Reproduce the entries word for word, starting at the first line and ending with the line that contains "row-arrow-icon: ▶ xyxy=(14,220,23,233)".

» DATA LINES:
· · · · ·
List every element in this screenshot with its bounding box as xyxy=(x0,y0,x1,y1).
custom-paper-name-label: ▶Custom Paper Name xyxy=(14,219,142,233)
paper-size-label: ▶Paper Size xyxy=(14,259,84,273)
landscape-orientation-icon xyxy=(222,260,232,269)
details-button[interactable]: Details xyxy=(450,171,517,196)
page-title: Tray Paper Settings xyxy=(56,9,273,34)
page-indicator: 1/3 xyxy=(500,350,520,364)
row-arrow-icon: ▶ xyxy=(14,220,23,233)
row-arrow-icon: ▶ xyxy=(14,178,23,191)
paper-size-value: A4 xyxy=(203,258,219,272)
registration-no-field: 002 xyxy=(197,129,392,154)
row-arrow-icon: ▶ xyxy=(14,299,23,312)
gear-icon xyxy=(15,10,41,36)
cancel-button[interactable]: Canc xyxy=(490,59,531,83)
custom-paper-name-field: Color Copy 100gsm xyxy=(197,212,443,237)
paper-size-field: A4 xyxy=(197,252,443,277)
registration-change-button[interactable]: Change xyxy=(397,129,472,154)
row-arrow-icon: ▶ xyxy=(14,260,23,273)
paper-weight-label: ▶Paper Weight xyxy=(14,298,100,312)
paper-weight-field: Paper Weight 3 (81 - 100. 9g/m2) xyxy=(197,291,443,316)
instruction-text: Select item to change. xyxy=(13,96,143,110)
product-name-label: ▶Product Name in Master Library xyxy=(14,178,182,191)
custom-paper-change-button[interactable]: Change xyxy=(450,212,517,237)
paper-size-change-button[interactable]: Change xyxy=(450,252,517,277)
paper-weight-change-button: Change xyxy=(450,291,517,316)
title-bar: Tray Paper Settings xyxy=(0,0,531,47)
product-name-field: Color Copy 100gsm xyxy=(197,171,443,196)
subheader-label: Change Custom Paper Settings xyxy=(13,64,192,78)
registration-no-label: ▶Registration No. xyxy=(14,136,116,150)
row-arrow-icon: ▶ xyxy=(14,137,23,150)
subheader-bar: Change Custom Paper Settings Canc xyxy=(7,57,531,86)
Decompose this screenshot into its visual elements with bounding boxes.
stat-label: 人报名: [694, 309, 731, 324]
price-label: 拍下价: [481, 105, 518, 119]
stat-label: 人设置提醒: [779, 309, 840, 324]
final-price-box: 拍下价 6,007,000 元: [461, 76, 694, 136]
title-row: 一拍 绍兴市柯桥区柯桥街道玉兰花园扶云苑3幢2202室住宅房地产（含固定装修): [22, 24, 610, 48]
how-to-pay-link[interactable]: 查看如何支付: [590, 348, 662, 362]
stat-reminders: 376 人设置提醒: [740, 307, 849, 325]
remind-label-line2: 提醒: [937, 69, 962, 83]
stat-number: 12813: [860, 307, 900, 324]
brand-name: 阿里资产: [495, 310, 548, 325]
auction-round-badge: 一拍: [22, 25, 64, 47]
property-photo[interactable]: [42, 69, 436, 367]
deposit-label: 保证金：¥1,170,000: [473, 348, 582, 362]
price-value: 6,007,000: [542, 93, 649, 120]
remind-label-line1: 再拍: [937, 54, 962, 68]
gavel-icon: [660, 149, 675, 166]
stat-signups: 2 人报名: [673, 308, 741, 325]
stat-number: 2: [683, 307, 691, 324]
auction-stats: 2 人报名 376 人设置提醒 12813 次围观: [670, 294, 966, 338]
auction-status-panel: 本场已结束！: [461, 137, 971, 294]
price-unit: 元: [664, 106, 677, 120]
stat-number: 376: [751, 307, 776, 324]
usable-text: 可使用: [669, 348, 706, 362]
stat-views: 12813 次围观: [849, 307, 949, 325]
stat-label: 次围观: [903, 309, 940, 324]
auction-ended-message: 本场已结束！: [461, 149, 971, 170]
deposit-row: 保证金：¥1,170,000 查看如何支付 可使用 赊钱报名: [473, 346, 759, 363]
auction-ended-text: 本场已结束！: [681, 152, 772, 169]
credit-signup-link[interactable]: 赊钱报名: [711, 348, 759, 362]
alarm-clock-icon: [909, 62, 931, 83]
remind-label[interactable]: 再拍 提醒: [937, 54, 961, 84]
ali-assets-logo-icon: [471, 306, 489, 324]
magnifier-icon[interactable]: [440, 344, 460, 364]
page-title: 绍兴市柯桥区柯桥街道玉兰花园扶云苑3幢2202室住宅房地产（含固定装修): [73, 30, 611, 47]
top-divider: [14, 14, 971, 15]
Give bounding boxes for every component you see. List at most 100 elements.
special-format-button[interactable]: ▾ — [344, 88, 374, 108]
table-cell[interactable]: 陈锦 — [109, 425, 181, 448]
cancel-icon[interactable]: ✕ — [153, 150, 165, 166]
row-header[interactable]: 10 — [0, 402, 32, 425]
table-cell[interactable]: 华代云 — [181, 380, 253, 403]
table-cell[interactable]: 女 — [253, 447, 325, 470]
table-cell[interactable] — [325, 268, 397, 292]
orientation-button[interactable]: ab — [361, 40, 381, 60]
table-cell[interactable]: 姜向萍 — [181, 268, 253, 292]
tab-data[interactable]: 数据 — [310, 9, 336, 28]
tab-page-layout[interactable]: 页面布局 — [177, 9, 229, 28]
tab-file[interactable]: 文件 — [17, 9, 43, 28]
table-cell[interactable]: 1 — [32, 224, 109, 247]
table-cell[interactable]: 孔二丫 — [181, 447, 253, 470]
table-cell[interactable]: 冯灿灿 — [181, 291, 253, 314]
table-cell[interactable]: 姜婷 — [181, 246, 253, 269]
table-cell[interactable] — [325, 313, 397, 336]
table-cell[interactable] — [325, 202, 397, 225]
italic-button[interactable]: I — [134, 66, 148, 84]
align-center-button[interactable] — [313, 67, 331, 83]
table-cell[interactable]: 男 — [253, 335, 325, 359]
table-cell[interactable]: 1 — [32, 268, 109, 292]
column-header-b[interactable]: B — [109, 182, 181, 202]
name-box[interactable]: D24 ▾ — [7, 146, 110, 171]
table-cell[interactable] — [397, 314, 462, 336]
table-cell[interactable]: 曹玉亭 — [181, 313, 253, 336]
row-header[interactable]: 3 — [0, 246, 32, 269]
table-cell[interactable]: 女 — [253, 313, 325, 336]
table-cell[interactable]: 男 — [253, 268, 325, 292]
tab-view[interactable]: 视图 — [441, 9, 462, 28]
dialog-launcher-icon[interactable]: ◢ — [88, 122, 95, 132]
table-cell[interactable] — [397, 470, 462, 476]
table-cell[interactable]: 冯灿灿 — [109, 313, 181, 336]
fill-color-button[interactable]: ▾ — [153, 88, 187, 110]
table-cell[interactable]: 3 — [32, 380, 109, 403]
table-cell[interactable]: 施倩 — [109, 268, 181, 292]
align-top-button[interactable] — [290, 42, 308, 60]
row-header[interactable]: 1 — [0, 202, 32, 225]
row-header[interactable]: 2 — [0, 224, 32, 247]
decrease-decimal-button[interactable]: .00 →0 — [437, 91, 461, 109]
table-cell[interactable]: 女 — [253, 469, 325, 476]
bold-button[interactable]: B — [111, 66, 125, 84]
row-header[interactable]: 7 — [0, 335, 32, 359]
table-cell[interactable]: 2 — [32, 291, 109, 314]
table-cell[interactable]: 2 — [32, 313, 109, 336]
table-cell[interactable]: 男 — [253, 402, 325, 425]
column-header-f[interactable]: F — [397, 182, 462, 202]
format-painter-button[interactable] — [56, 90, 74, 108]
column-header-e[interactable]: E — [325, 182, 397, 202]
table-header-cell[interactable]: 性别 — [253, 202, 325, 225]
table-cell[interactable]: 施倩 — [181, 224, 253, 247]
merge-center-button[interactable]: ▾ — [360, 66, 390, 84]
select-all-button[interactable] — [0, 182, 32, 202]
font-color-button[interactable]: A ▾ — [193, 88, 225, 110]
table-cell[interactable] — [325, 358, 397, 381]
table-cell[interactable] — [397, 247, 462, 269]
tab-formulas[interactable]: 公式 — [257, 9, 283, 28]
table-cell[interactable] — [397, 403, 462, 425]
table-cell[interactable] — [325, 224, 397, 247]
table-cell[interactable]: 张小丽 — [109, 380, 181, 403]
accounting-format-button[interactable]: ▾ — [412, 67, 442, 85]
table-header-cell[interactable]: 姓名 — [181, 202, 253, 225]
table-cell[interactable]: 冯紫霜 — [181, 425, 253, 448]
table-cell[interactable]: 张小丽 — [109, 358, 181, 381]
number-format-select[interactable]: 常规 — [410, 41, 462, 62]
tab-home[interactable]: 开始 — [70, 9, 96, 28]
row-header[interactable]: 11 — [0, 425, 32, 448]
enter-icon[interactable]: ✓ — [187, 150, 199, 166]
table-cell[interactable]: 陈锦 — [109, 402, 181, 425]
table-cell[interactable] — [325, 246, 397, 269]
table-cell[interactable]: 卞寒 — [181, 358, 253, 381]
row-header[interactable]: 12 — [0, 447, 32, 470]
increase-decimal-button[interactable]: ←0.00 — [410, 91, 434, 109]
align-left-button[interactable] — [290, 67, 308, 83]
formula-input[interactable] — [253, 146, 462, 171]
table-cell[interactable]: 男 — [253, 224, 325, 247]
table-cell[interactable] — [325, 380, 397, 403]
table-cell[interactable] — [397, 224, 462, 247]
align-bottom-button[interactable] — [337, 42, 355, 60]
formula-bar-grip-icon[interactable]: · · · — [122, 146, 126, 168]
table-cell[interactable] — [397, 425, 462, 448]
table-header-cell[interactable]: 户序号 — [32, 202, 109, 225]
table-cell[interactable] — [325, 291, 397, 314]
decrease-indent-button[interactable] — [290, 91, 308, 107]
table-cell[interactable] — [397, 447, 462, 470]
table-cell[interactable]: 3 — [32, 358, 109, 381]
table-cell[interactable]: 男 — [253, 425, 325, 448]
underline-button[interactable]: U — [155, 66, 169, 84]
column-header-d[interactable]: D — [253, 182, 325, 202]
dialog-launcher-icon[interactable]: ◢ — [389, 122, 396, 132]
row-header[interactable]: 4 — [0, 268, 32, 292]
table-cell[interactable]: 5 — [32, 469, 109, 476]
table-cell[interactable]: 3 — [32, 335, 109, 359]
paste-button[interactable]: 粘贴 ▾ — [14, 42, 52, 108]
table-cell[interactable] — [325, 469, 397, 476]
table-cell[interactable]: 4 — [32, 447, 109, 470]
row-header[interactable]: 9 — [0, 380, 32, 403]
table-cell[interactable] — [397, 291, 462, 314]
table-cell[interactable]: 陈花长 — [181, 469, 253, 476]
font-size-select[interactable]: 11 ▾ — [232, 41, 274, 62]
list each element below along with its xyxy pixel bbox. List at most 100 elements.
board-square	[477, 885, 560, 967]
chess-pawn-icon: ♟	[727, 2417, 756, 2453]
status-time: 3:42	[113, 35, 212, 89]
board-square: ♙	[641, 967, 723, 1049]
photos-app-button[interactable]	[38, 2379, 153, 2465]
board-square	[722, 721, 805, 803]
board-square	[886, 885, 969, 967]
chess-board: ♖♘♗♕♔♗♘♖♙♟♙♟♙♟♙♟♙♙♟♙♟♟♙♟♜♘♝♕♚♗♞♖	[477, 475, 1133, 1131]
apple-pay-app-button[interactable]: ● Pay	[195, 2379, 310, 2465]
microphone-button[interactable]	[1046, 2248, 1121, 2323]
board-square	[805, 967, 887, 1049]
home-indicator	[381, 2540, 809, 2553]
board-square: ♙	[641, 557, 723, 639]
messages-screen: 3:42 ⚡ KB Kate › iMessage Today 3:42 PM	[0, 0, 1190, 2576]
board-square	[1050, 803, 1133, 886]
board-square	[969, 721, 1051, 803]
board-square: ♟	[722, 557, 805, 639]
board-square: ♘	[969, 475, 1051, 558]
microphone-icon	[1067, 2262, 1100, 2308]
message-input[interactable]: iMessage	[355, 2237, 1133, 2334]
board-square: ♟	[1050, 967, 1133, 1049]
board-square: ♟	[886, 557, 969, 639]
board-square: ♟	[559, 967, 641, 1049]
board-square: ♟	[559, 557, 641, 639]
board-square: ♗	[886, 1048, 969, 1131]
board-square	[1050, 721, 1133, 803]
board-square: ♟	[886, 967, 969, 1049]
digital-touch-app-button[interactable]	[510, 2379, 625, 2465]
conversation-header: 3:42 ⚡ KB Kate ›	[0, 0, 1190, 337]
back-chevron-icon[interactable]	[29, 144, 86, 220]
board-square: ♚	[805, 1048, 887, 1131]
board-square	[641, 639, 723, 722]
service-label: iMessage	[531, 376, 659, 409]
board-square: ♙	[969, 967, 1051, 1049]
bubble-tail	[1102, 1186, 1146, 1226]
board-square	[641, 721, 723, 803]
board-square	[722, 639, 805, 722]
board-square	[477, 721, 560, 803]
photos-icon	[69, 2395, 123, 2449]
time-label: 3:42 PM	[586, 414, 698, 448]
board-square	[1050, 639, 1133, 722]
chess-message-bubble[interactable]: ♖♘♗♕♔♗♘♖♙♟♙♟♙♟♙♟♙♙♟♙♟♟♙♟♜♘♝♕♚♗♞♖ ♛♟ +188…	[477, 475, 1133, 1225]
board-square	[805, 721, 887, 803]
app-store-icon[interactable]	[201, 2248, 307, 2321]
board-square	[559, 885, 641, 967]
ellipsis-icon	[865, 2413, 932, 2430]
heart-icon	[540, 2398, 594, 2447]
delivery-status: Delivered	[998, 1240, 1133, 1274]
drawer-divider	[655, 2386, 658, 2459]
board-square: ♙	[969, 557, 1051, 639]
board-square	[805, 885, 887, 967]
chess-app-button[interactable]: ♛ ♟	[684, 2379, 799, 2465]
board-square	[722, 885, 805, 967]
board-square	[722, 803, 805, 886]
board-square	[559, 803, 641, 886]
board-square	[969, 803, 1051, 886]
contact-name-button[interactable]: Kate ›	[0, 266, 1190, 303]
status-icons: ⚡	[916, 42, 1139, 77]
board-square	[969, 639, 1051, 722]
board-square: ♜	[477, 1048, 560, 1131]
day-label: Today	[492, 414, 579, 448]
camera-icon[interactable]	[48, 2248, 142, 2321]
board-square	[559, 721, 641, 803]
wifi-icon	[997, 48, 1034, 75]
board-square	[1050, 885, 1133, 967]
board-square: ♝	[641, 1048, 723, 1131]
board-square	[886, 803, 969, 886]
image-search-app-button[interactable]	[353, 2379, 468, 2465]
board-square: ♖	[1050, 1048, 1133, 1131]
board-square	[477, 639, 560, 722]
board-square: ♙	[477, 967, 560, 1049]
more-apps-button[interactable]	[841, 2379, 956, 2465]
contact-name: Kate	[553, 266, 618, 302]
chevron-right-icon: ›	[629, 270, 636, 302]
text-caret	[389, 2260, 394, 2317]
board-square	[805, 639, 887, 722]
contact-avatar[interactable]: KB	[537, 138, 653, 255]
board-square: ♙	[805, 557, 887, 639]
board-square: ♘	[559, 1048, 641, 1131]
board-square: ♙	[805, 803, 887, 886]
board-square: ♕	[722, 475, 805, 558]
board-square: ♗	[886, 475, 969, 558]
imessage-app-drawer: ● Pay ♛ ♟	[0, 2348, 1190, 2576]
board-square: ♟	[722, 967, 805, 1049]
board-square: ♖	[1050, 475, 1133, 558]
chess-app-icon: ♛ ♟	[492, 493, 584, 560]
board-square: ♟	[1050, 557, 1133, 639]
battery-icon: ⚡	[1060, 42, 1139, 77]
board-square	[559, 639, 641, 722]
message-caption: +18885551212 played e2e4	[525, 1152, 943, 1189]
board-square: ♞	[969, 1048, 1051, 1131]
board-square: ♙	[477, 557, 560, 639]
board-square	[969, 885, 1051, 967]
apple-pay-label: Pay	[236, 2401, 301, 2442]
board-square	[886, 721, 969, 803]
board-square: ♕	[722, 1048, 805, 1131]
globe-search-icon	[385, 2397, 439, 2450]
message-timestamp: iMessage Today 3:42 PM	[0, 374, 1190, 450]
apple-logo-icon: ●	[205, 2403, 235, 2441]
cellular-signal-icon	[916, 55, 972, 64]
· · · · ·
» TASK SOLUTION:
List every element in this screenshot with its bounding box as xyxy=(x0,y0,x1,y1).
custom-paper-name-label: ▶Custom Paper Name xyxy=(14,219,142,233)
paper-size-label: ▶Paper Size xyxy=(14,259,84,273)
landscape-orientation-icon xyxy=(222,260,232,269)
details-button[interactable]: Details xyxy=(450,171,517,196)
page-title: Tray Paper Settings xyxy=(56,9,273,34)
page-indicator: 1/3 xyxy=(500,350,520,364)
row-arrow-icon: ▶ xyxy=(14,220,23,233)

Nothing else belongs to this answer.